>> Start Data shown

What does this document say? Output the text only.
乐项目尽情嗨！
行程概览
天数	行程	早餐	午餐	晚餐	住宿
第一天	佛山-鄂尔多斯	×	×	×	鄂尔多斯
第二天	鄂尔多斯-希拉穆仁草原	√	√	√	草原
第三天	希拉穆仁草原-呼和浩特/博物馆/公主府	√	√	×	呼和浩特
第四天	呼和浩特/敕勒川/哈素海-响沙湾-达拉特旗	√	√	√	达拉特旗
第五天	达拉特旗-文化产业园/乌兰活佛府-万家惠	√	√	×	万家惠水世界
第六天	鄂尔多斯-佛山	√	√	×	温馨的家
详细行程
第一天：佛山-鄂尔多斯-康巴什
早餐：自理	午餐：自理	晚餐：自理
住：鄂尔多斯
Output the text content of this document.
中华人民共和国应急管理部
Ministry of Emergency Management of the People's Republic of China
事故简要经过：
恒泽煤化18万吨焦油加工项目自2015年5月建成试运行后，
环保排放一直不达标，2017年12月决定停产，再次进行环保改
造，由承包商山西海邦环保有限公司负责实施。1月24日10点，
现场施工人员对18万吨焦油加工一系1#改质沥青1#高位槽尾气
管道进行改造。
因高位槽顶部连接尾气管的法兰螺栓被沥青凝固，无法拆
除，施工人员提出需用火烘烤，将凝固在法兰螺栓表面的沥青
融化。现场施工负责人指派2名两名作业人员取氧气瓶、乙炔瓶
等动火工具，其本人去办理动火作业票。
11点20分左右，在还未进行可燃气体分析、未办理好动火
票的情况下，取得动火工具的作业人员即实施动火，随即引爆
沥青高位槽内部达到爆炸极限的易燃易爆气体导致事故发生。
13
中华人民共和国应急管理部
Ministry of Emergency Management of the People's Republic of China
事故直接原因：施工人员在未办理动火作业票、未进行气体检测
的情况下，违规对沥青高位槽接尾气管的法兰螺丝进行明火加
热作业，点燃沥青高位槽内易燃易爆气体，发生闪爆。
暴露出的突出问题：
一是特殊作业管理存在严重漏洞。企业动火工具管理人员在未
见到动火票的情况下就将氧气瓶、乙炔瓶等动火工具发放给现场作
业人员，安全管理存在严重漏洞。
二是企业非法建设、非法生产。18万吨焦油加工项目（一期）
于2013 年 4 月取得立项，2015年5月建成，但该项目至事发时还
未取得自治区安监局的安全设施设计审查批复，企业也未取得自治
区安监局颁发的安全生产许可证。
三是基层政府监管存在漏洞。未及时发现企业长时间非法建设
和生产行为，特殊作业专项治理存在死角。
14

>> End Data shown

From the entries above, copy every line where the word "Output" shows up.

What does this document say? Output the text only.
Output the text content of this document.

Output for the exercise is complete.